■ Problem to work on
Keep every line where the word "occaecati" appears; drop the rest.

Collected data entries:
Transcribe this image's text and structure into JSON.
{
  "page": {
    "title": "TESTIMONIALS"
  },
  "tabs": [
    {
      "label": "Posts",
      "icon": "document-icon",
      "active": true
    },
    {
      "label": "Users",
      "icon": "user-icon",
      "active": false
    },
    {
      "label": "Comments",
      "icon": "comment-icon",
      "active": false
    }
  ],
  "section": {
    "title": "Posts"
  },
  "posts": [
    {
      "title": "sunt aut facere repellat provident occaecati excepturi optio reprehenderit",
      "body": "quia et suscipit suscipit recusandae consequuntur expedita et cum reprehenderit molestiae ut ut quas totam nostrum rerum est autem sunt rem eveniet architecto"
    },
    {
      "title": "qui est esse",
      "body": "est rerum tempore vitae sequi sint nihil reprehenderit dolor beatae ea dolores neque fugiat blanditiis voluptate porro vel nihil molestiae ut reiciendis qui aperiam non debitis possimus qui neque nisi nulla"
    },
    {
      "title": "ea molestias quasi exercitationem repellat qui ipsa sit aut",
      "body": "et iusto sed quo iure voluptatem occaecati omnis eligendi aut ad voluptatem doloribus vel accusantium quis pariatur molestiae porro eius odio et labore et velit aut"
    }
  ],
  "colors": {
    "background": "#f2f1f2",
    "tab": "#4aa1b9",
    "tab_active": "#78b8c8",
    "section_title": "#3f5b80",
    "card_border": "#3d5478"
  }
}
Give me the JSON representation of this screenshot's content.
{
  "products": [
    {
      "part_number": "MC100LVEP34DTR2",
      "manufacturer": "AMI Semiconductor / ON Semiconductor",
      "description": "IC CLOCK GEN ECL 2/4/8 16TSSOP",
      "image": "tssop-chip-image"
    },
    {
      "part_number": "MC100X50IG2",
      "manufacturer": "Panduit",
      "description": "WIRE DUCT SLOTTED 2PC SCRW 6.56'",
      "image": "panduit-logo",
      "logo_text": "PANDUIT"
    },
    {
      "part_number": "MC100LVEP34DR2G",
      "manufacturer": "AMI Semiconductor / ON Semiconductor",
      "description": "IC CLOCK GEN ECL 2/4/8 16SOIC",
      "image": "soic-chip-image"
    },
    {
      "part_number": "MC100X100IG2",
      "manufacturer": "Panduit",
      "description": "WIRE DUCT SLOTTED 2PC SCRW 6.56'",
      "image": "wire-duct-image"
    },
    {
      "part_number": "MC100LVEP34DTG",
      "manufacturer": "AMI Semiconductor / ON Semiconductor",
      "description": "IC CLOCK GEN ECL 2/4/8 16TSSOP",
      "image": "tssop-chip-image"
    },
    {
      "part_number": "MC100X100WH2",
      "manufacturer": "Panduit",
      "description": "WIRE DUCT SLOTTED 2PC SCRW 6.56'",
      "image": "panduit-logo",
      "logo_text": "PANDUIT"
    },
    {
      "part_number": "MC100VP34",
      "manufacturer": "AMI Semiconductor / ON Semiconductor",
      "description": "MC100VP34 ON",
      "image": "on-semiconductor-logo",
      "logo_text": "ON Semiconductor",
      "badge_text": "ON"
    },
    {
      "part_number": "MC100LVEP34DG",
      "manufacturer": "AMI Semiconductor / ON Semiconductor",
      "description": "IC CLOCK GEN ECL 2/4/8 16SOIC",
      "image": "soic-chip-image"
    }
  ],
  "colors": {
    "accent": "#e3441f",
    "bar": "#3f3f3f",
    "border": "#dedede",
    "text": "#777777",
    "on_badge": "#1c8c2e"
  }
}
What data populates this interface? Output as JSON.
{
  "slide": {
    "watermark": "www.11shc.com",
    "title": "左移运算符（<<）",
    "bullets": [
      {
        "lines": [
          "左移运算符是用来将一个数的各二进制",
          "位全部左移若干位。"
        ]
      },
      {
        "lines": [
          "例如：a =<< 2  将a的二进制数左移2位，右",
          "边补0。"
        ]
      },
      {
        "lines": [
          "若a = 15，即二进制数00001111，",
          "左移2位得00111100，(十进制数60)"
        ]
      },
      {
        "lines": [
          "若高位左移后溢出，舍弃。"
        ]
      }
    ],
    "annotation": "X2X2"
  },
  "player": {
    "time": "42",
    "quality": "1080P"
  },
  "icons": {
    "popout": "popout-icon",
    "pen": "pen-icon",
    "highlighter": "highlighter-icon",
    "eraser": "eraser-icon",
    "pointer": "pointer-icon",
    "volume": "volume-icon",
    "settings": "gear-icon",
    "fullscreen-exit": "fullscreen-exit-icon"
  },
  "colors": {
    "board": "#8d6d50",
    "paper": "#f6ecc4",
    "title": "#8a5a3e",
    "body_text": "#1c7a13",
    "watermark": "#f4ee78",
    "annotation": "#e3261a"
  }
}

■ Result of this exercise
      "title": "sunt aut facere repellat provident occaecati excepturi optio reprehenderit",
      "body": "et iusto sed quo iure voluptatem occaecati omnis eligendi aut ad voluptatem doloribus vel accusantium quis pariatur molestiae porro eius odio et labore et velit aut"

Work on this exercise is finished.